Records provided:
--- BEGIN ---

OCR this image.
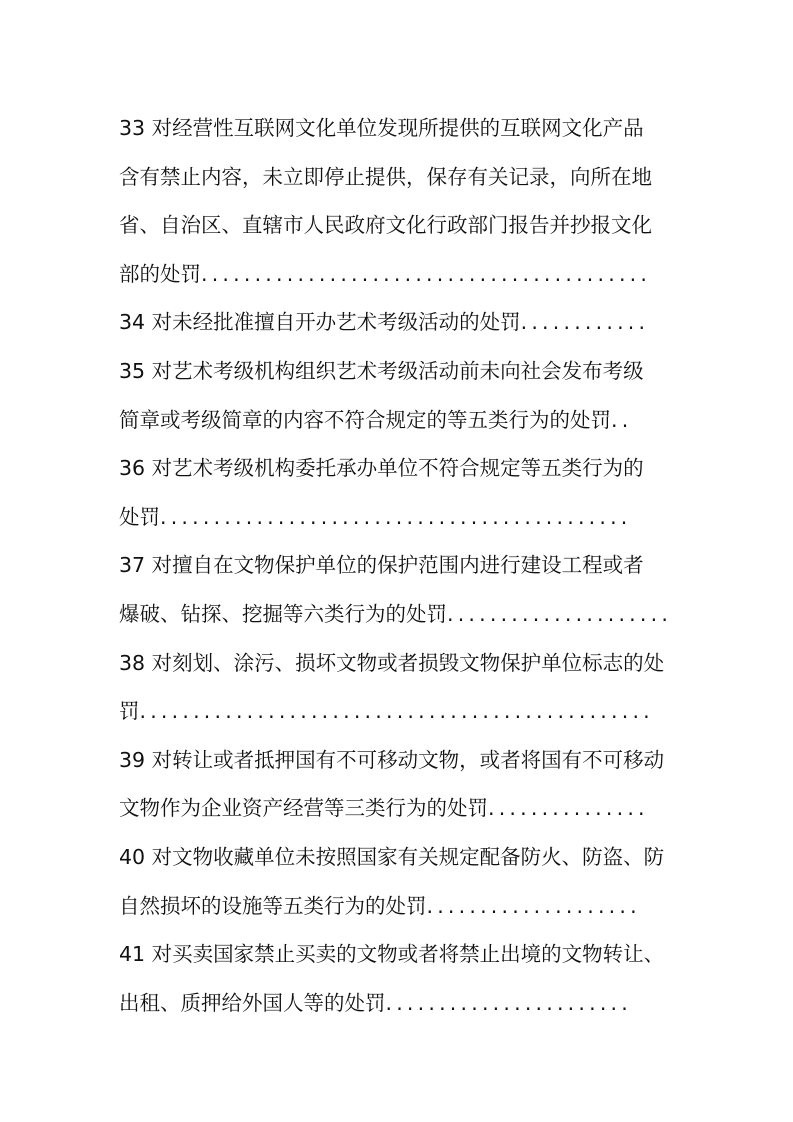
33 对经营性互联网文化单位发现所提供的互联网文化产品
含有禁止内容，未立即停止提供，保存有关记录，向所在地
省、自治区、直辖市人民政府文化行政部门报告并抄报文化
部的处罚..........................................
34 对未经批准擅自开办艺术考级活动的处罚............
35 对艺术考级机构组织艺术考级活动前未向社会发布考级
简章或考级简章的内容不符合规定的等五类行为的处罚..
36 对艺术考级机构委托承办单位不符合规定等五类行为的
处罚............................................
37 对擅自在文物保护单位的保护范围内进行建设工程或者
爆破、钻探、挖掘等六类行为的处罚.....................
38 对刻划、涂污、损坏文物或者损毁文物保护单位标志的处
罚................................................
39 对转让或者抵押国有不可移动文物，或者将国有不可移动
文物作为企业资产经营等三类行为的处罚...............
40 对文物收藏单位未按照国家有关规定配备防火、防盗、防
自然损坏的设施等五类行为的处罚....................
41 对买卖国家禁止买卖的文物或者将禁止出境的文物转让、
出租、质押给外国人等的处罚.......................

--- END ---

Task description: Transcribe all the lines above exactly, apart from the pictures.

Answer below:
OCR this image.
33 对经营性互联网文化单位发现所提供的互联网文化产品
含有禁止内容，未立即停止提供，保存有关记录，向所在地
省、自治区、直辖市人民政府文化行政部门报告并抄报文化
部的处罚..........................................
34 对未经批准擅自开办艺术考级活动的处罚............
35 对艺术考级机构组织艺术考级活动前未向社会发布考级
简章或考级简章的内容不符合规定的等五类行为的处罚..
36 对艺术考级机构委托承办单位不符合规定等五类行为的
处罚............................................
37 对擅自在文物保护单位的保护范围内进行建设工程或者
爆破、钻探、挖掘等六类行为的处罚.....................
38 对刻划、涂污、损坏文物或者损毁文物保护单位标志的处
罚................................................
39 对转让或者抵押国有不可移动文物，或者将国有不可移动
文物作为企业资产经营等三类行为的处罚...............
40 对文物收藏单位未按照国家有关规定配备防火、防盗、防
自然损坏的设施等五类行为的处罚....................
41 对买卖国家禁止买卖的文物或者将禁止出境的文物转让、
出租、质押给外国人等的处罚.......................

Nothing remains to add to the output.